STATED TASK — Check each line of the listing, and copy it if it contains the word "部门主管".

Stored entries
·····

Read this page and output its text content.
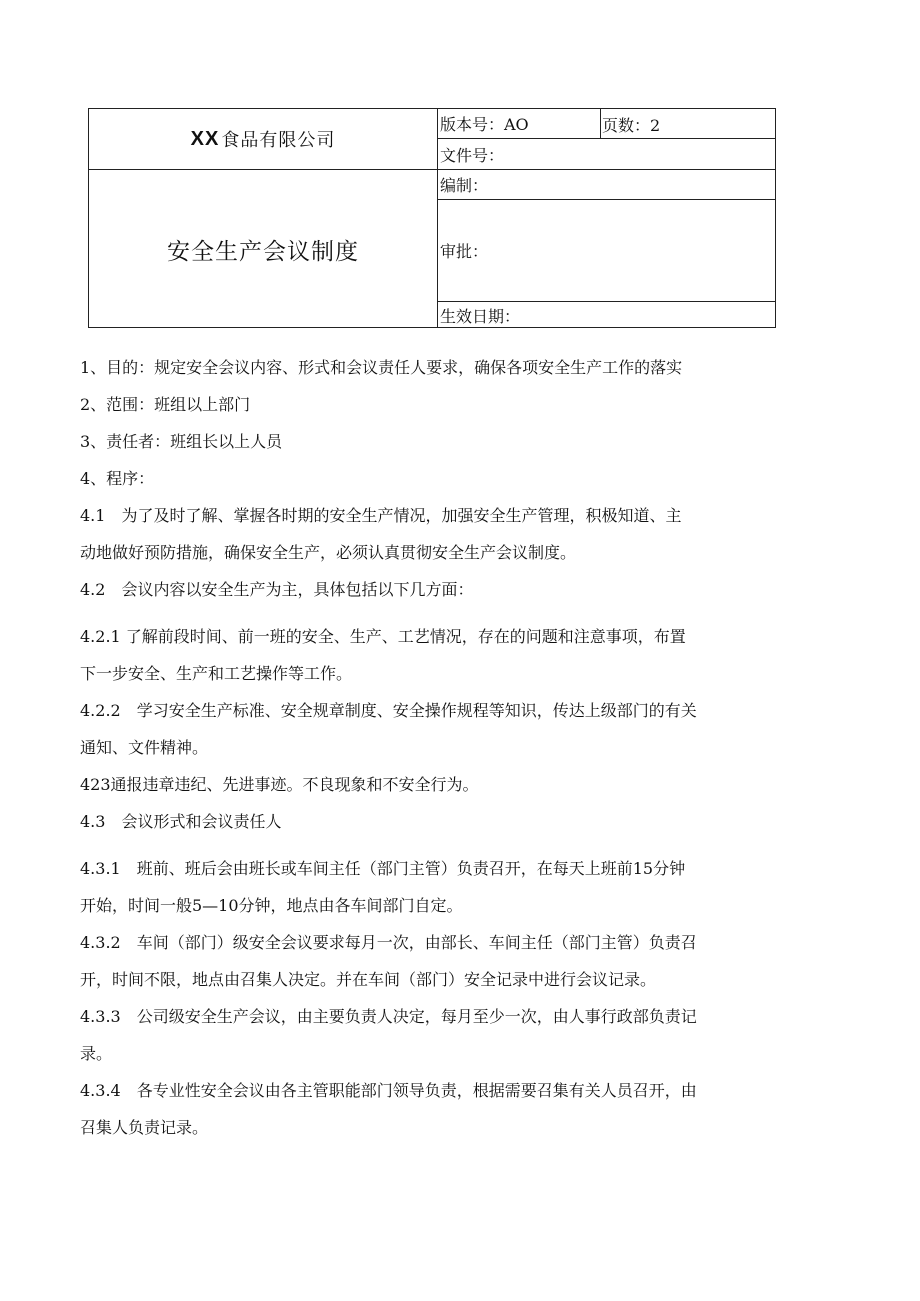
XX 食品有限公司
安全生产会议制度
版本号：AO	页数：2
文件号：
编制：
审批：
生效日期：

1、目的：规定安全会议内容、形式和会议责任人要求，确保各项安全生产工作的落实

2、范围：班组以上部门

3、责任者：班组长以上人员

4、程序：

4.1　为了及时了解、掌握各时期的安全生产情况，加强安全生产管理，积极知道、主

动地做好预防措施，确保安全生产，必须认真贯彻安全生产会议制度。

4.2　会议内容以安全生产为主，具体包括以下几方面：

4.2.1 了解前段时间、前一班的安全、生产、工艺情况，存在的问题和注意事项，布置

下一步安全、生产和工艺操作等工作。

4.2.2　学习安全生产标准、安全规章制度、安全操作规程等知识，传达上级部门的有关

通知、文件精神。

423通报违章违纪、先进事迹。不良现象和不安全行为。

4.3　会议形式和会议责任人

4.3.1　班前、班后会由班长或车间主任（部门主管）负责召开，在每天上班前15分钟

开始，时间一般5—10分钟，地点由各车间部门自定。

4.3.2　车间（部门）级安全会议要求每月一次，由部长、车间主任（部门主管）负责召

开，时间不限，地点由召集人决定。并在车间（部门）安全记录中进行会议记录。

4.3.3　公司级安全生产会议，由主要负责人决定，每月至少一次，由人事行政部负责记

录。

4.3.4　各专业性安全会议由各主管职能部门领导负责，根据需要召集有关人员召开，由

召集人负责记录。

·····

WRITTEN RESPONSE —
4.3.1　班前、班后会由班长或车间主任（部门主管）负责召开，在每天上班前15分钟
4.3.2　车间（部门）级安全会议要求每月一次，由部长、车间主任（部门主管）负责召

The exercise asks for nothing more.